> [Figure collection entries]
# # # #

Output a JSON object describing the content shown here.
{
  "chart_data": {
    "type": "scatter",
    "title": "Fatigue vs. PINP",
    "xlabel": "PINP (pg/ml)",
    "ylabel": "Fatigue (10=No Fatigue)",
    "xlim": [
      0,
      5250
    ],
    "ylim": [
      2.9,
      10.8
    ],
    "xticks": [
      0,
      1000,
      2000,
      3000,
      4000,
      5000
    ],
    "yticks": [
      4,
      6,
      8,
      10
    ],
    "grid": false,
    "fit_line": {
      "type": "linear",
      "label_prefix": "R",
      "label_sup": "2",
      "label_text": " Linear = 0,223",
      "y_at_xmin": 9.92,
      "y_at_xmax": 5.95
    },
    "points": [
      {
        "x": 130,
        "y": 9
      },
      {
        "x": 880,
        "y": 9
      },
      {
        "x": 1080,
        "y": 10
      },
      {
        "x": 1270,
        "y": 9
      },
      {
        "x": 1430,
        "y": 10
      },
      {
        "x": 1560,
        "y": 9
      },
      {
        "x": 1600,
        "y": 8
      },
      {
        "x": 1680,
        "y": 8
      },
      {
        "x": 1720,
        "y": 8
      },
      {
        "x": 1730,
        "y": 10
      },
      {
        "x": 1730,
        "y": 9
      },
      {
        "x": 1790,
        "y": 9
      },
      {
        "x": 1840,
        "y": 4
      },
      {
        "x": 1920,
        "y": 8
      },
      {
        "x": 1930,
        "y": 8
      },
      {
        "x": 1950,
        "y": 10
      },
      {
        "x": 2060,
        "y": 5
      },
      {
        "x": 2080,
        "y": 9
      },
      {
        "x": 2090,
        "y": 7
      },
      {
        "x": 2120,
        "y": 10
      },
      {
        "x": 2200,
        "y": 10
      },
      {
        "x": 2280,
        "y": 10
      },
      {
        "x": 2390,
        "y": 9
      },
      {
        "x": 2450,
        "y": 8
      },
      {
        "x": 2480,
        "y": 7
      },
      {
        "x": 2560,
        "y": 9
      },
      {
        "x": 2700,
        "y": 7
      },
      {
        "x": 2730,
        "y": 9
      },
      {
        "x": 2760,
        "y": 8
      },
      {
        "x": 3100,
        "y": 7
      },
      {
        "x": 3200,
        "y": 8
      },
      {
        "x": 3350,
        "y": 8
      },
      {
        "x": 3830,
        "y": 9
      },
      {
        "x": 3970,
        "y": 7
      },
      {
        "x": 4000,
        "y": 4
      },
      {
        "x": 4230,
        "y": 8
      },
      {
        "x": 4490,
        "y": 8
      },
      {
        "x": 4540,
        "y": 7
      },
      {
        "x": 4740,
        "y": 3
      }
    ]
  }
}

# # # #

> [The task] Collect each line holding the string "PINP".

> [Result of this exercise]
    "title": "Fatigue vs. PINP",
    "xlabel": "PINP (pg/ml)",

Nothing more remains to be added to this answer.